* start Material provided *

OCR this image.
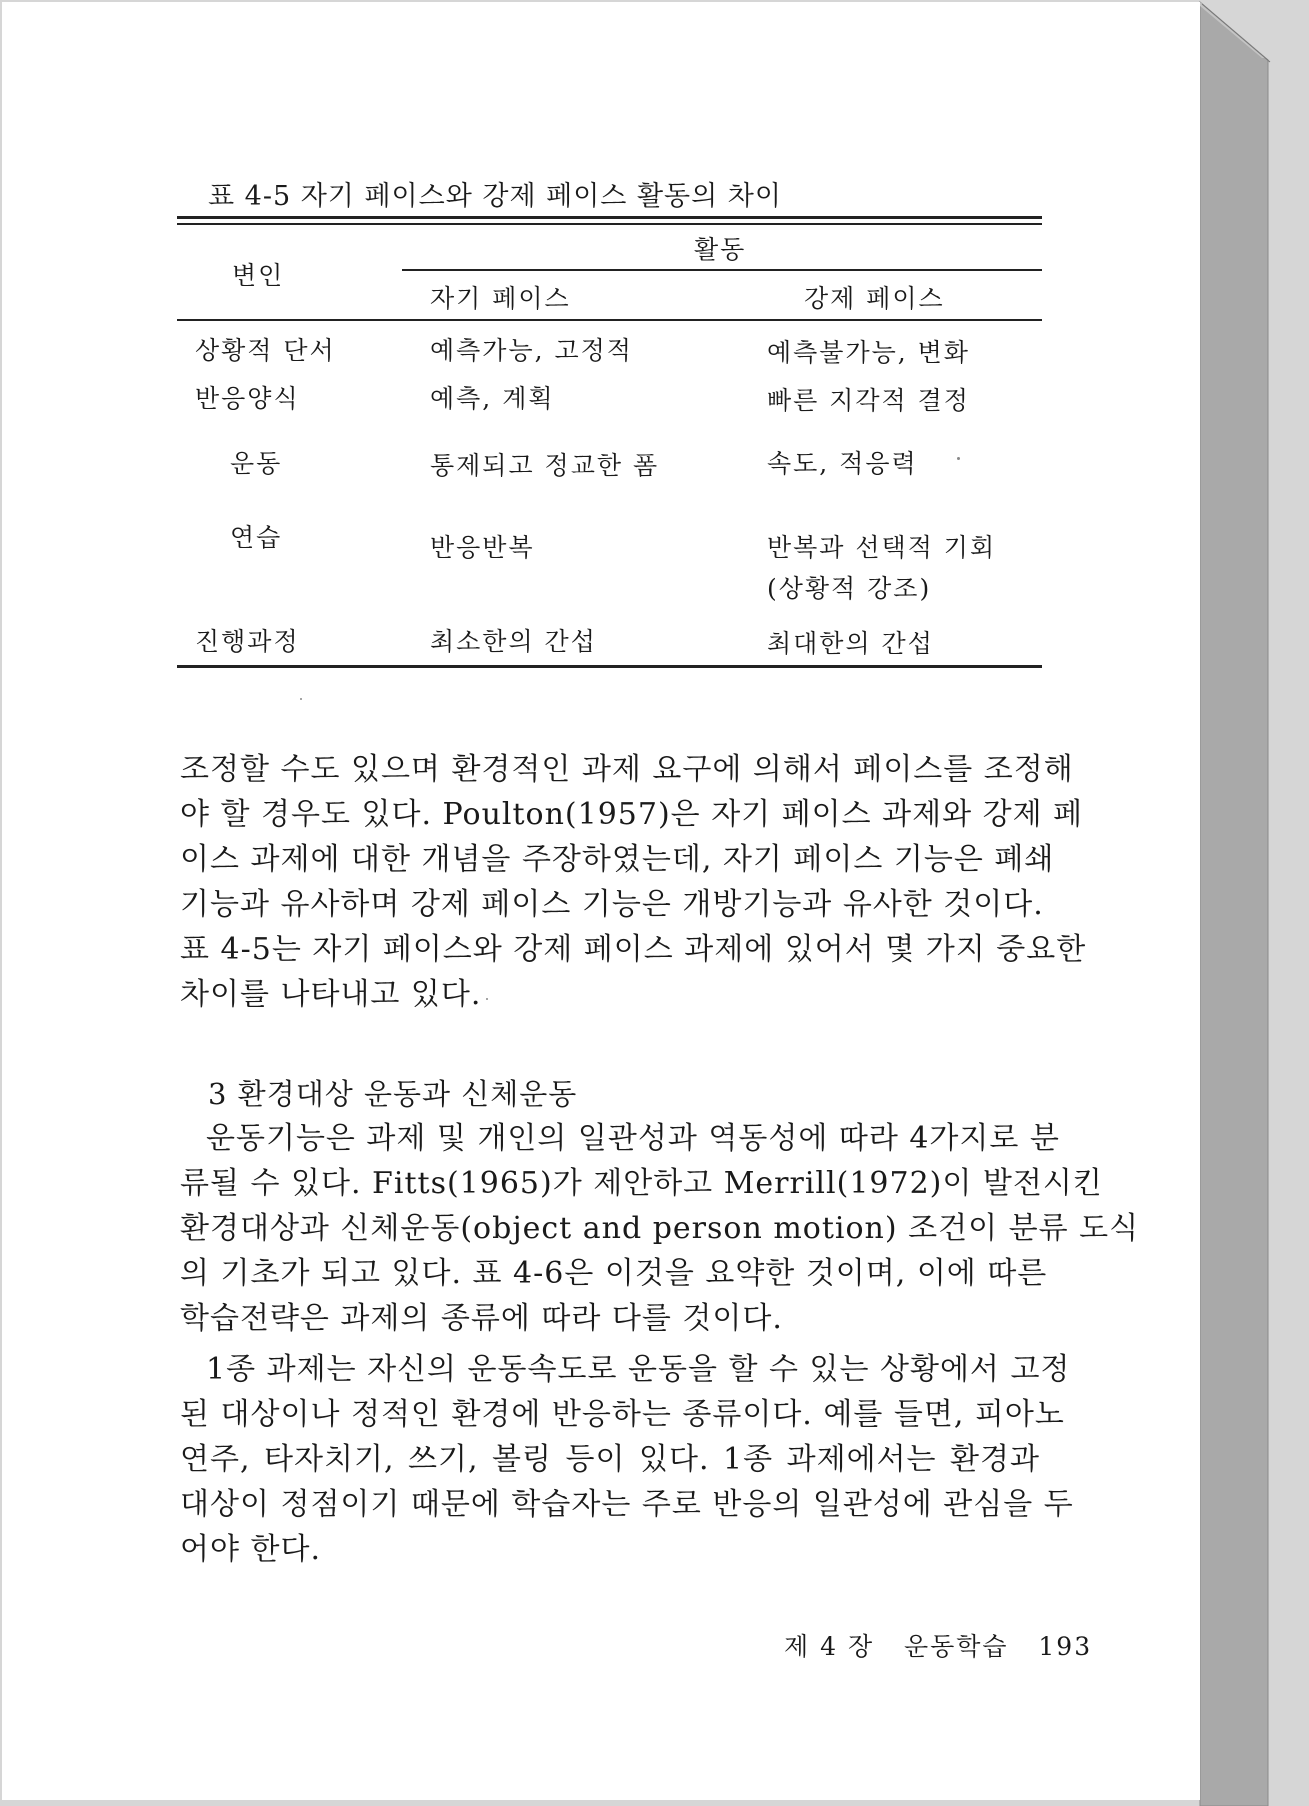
표 4-5 자기 페이스와 강제 페이스 활동의 차이
변인
활동
자기 페이스	강제 페이스
상황적 단서	예측가능, 고정적	예측불가능, 변화
반응양식	예측, 계획	빠른 지각적 결정
운동	통제되고 정교한 폼	속도, 적응력
연습	반응반복	반복과 선택적 기회
(상황적 강조)
진행과정	최소한의 간섭	최대한의 간섭
조정할 수도 있으며 환경적인 과제 요구에 의해서 페이스를 조정해
야 할 경우도 있다. Poulton(1957)은 자기 페이스 과제와 강제 페
이스 과제에 대한 개념을 주장하였는데, 자기 페이스 기능은 폐쇄
기능과 유사하며 강제 페이스 기능은 개방기능과 유사한 것이다.
표 4-5는 자기 페이스와 강제 페이스 과제에 있어서 몇 가지 중요한
차이를 나타내고 있다.
3 환경대상 운동과 신체운동
운동기능은 과제 및 개인의 일관성과 역동성에 따라 4가지로 분
류될 수 있다. Fitts(1965)가 제안하고 Merrill(1972)이 발전시킨
환경대상과 신체운동(object and person motion) 조건이 분류 도식
의 기초가 되고 있다. 표 4-6은 이것을 요약한 것이며, 이에 따른
학습전략은 과제의 종류에 따라 다를 것이다.
1종 과제는 자신의 운동속도로 운동을 할 수 있는 상황에서 고정
된 대상이나 정적인 환경에 반응하는 종류이다. 예를 들면, 피아노
연주, 타자치기, 쓰기, 볼링 등이 있다. 1종 과제에서는 환경과
대상이 정점이기 때문에 학습자는 주로 반응의 일관성에 관심을 두
어야 한다.
제 4 장 운동학습 193
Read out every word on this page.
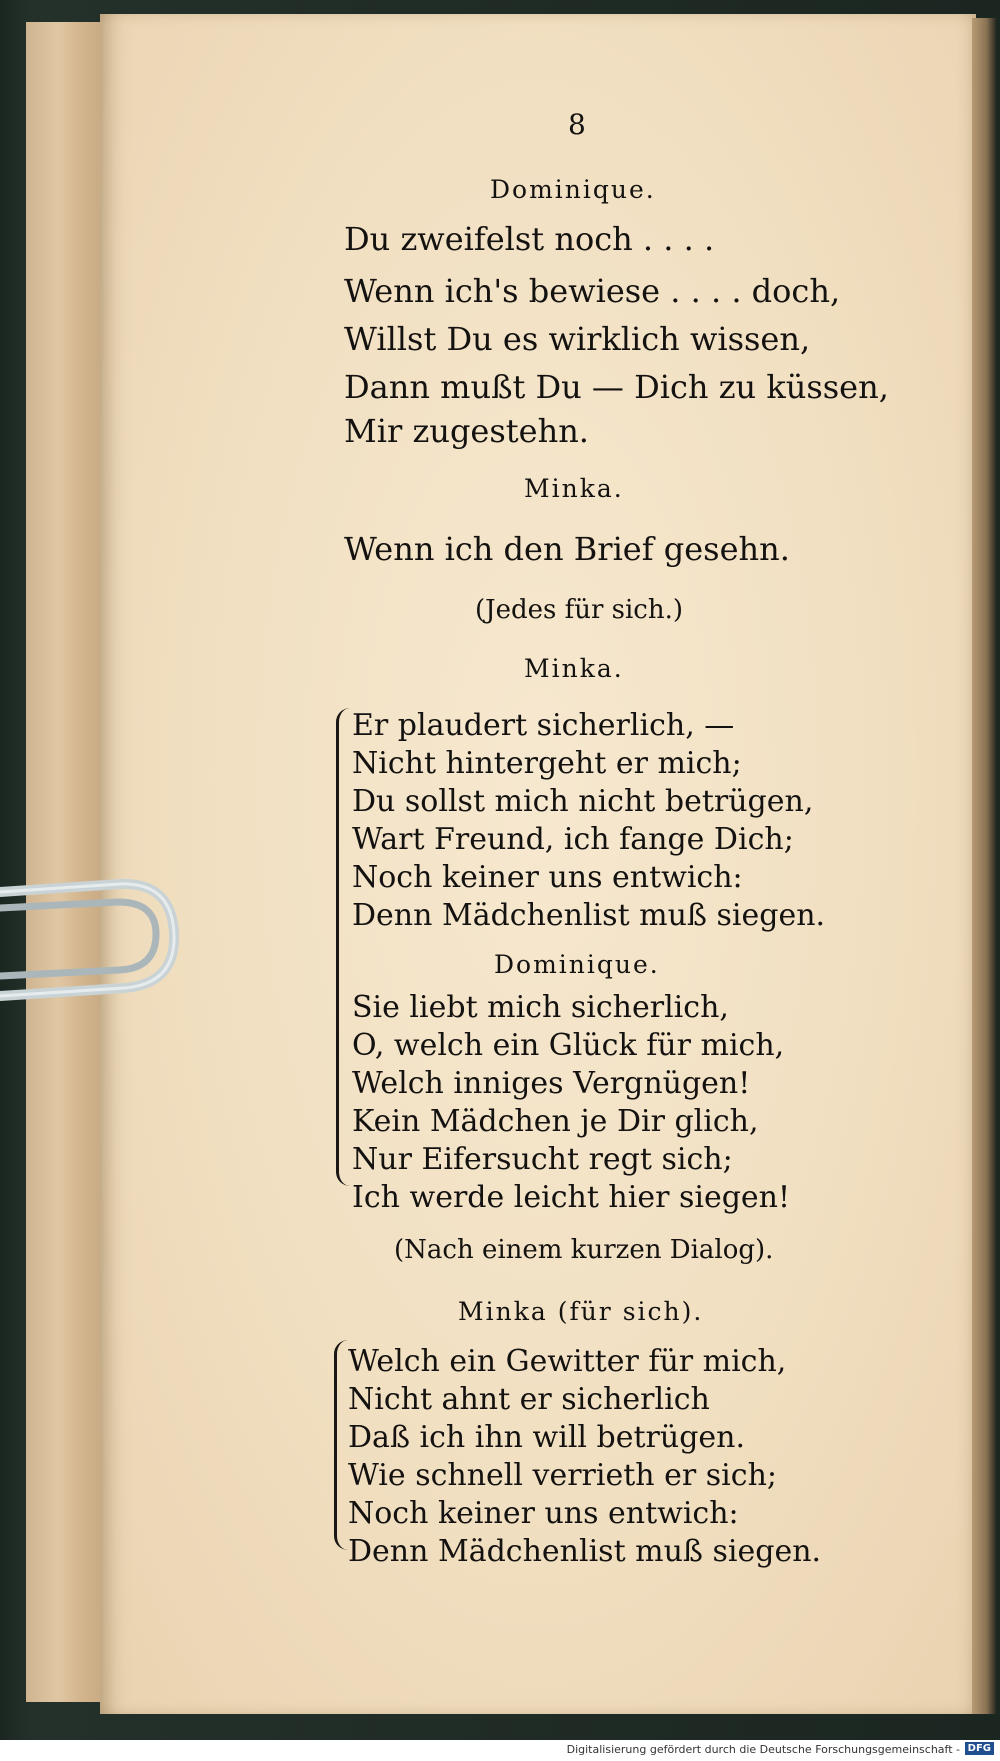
8
Dominique.
Du zweifelst noch . . . .
Wenn ich's bewiese . . . . doch,
Willst Du es wirklich wissen,
Dann mußt Du — Dich zu küssen,
Mir zugestehn.
Minka.
Wenn ich den Brief gesehn.
(Jedes für sich.)
Minka.
Er plaudert sicherlich, —
Nicht hintergeht er mich;
Du sollst mich nicht betrügen,
Wart Freund, ich fange Dich;
Noch keiner uns entwich:
Denn Mädchenlist muß siegen.
Dominique.
Sie liebt mich sicherlich,
O, welch ein Glück für mich,
Welch inniges Vergnügen!
Kein Mädchen je Dir glich,
Nur Eifersucht regt sich;
Ich werde leicht hier siegen!
(Nach einem kurzen Dialog).
Minka (für sich).
Welch ein Gewitter für mich,
Nicht ahnt er sicherlich
Daß ich ihn will betrügen.
Wie schnell verrieth er sich;
Noch keiner uns entwich:
Denn Mädchenlist muß siegen.
Digitalisierung gefördert durch die Deutsche Forschungsgemeinschaft - DFG
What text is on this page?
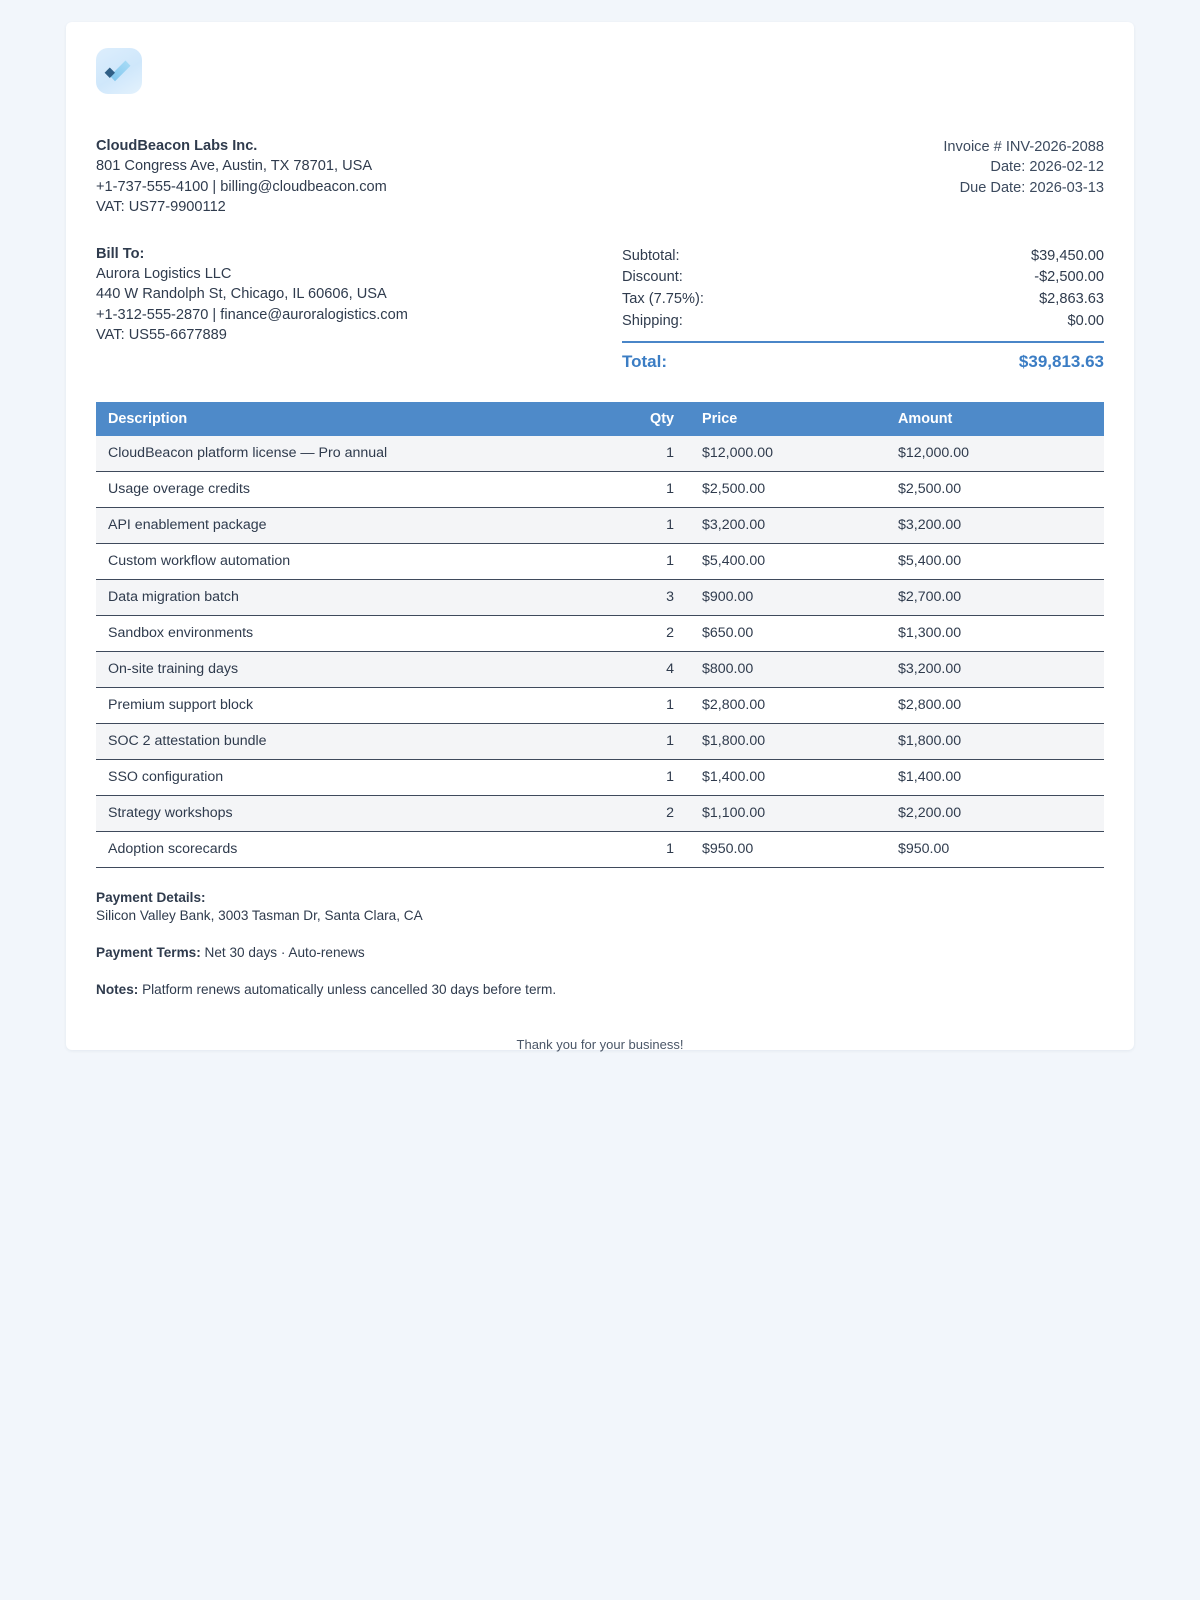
CloudBeacon Labs Inc.
801 Congress Ave, Austin, TX 78701, USA
+1-737-555-4100 | billing@cloudbeacon.com
VAT: US77-9900112
Invoice # INV-2026-2088
Date: 2026-02-12
Due Date: 2026-03-13
Bill To:
Aurora Logistics LLC
440 W Randolph St, Chicago, IL 60606, USA
+1-312-555-2870 | finance@auroralogistics.com
VAT: US55-6677889
Subtotal:	$39,450.00
Discount:	-$2,500.00
Tax (7.75%):	$2,863.63
Shipping:	$0.00
Total:	$39,813.63
Description	Qty	Price	Amount
CloudBeacon platform license — Pro annual	1	$12,000.00	$12,000.00
Usage overage credits	1	$2,500.00	$2,500.00
API enablement package	1	$3,200.00	$3,200.00
Custom workflow automation	1	$5,400.00	$5,400.00
Data migration batch	3	$900.00	$2,700.00
Sandbox environments	2	$650.00	$1,300.00
On-site training days	4	$800.00	$3,200.00
Premium support block	1	$2,800.00	$2,800.00
SOC 2 attestation bundle	1	$1,800.00	$1,800.00
SSO configuration	1	$1,400.00	$1,400.00
Strategy workshops	2	$1,100.00	$2,200.00
Adoption scorecards	1	$950.00	$950.00
Payment Details:
Silicon Valley Bank, 3003 Tasman Dr, Santa Clara, CA
Payment Terms: Net 30 days · Auto-renews
Notes: Platform renews automatically unless cancelled 30 days before term.
Thank you for your business!
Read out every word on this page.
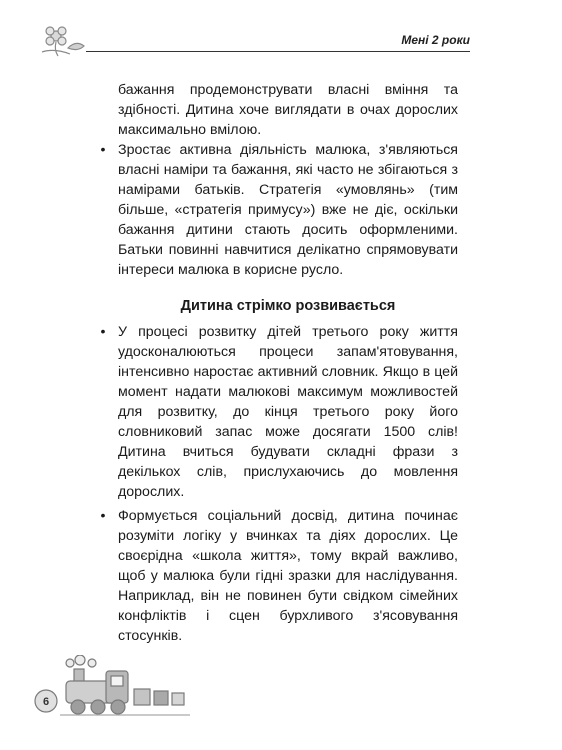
Мені 2 роки

бажання продемонструвати власні вміння та здібності. Дитина хоче виглядати в очах дорослих максимально вмілою.

• Зростає активна діяльність малюка, з'являються власні наміри та бажання, які часто не збігаються з намірами батьків. Стратегія «умовлянь» (тим більше, «стратегія примусу») вже не діє, оскільки бажання дитини стають досить оформленими. Батьки повинні навчитися делікатно спрямовувати інтереси малюка в корисне русло.

Дитина стрімко розвивається
• У процесі розвитку дітей третього року життя удосконалюються процеси запам'ятовування, інтенсивно наростає активний словник. Якщо в цей момент надати малюкові максимум можливостей для розвитку, до кінця третього року його словниковий запас може досягати 1500 слів! Дитина вчиться будувати складні фрази з декількох слів, прислухаючись до мовлення дорослих.

• Формується соціальний досвід, дитина починає розуміти логіку у вчинках та діях дорослих. Це своєрідна «школа життя», тому вкрай важливо, щоб у малюка були гідні зразки для наслідування. Наприклад, він не повинен бути свідком сімейних конфліктів і сцен бурхливого з'ясовування стосунків.

6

* end Material provided *

### Task
Output, exactly, all the records above; include no pictures.

### Result for this exercise
OCR this image.
표 4-5 자기 페이스와 강제 페이스 활동의 차이
변인
활동
자기 페이스	강제 페이스
상황적 단서	예측가능, 고정적	예측불가능, 변화
반응양식	예측, 계획	빠른 지각적 결정
운동	통제되고 정교한 폼	속도, 적응력
연습	반응반복	반복과 선택적 기회
(상황적 강조)
진행과정	최소한의 간섭	최대한의 간섭
조정할 수도 있으며 환경적인 과제 요구에 의해서 페이스를 조정해
야 할 경우도 있다. Poulton(1957)은 자기 페이스 과제와 강제 페
이스 과제에 대한 개념을 주장하였는데, 자기 페이스 기능은 폐쇄
기능과 유사하며 강제 페이스 기능은 개방기능과 유사한 것이다.
표 4-5는 자기 페이스와 강제 페이스 과제에 있어서 몇 가지 중요한
차이를 나타내고 있다.
3 환경대상 운동과 신체운동
운동기능은 과제 및 개인의 일관성과 역동성에 따라 4가지로 분
류될 수 있다. Fitts(1965)가 제안하고 Merrill(1972)이 발전시킨
환경대상과 신체운동(object and person motion) 조건이 분류 도식
의 기초가 되고 있다. 표 4-6은 이것을 요약한 것이며, 이에 따른
학습전략은 과제의 종류에 따라 다를 것이다.
1종 과제는 자신의 운동속도로 운동을 할 수 있는 상황에서 고정
된 대상이나 정적인 환경에 반응하는 종류이다. 예를 들면, 피아노
연주, 타자치기, 쓰기, 볼링 등이 있다. 1종 과제에서는 환경과
대상이 정점이기 때문에 학습자는 주로 반응의 일관성에 관심을 두
어야 한다.
제 4 장 운동학습 193
Read out every word on this page.
8
Dominique.
Du zweifelst noch . . . .
Wenn ich's bewiese . . . . doch,
Willst Du es wirklich wissen,
Dann mußt Du — Dich zu küssen,
Mir zugestehn.
Minka.
Wenn ich den Brief gesehn.
(Jedes für sich.)
Minka.
Er plaudert sicherlich, —
Nicht hintergeht er mich;
Du sollst mich nicht betrügen,
Wart Freund, ich fange Dich;
Noch keiner uns entwich:
Denn Mädchenlist muß siegen.
Dominique.
Sie liebt mich sicherlich,
O, welch ein Glück für mich,
Welch inniges Vergnügen!
Kein Mädchen je Dir glich,
Nur Eifersucht regt sich;
Ich werde leicht hier siegen!
(Nach einem kurzen Dialog).
Minka (für sich).
Welch ein Gewitter für mich,
Nicht ahnt er sicherlich
Daß ich ihn will betrügen.
Wie schnell verrieth er sich;
Noch keiner uns entwich:
Denn Mädchenlist muß siegen.
Digitalisierung gefördert durch die Deutsche Forschungsgemeinschaft - DFG
What text is on this page?
CloudBeacon Labs Inc.
801 Congress Ave, Austin, TX 78701, USA
+1-737-555-4100 | billing@cloudbeacon.com
VAT: US77-9900112
Invoice # INV-2026-2088
Date: 2026-02-12
Due Date: 2026-03-13
Bill To:
Aurora Logistics LLC
440 W Randolph St, Chicago, IL 60606, USA
+1-312-555-2870 | finance@auroralogistics.com
VAT: US55-6677889
Subtotal:	$39,450.00
Discount:	-$2,500.00
Tax (7.75%):	$2,863.63
Shipping:	$0.00
Total:	$39,813.63
Description	Qty	Price	Amount
CloudBeacon platform license — Pro annual	1	$12,000.00	$12,000.00
Usage overage credits	1	$2,500.00	$2,500.00
API enablement package	1	$3,200.00	$3,200.00
Custom workflow automation	1	$5,400.00	$5,400.00
Data migration batch	3	$900.00	$2,700.00
Sandbox environments	2	$650.00	$1,300.00
On-site training days	4	$800.00	$3,200.00
Premium support block	1	$2,800.00	$2,800.00
SOC 2 attestation bundle	1	$1,800.00	$1,800.00
SSO configuration	1	$1,400.00	$1,400.00
Strategy workshops	2	$1,100.00	$2,200.00
Adoption scorecards	1	$950.00	$950.00
Payment Details:
Silicon Valley Bank, 3003 Tasman Dr, Santa Clara, CA
Payment Terms: Net 30 days · Auto-renews
Notes: Platform renews automatically unless cancelled 30 days before term.
Thank you for your business!
Read out every word on this page.
Мені 2 роки

бажання продемонструвати власні вміння та здібності. Дитина хоче виглядати в очах дорослих максимально вмілою.

• Зростає активна діяльність малюка, з'являються власні наміри та бажання, які часто не збігаються з намірами батьків. Стратегія «умовлянь» (тим більше, «стратегія примусу») вже не діє, оскільки бажання дитини стають досить оформленими. Батьки повинні навчитися делікатно спрямовувати інтереси малюка в корисне русло.

Дитина стрімко розвивається
• У процесі розвитку дітей третього року життя удосконалюються процеси запам'ятовування, інтенсивно наростає активний словник. Якщо в цей момент надати малюкові максимум можливостей для розвитку, до кінця третього року його словниковий запас може досягати 1500 слів! Дитина вчиться будувати складні фрази з декількох слів, прислухаючись до мовлення дорослих.

• Формується соціальний досвід, дитина починає розуміти логіку у вчинках та діях дорослих. Це своєрідна «школа життя», тому вкрай важливо, щоб у малюка були гідні зразки для наслідування. Наприклад, він не повинен бути свідком сімейних конфліктів і сцен бурхливого з'ясовування стосунків.

6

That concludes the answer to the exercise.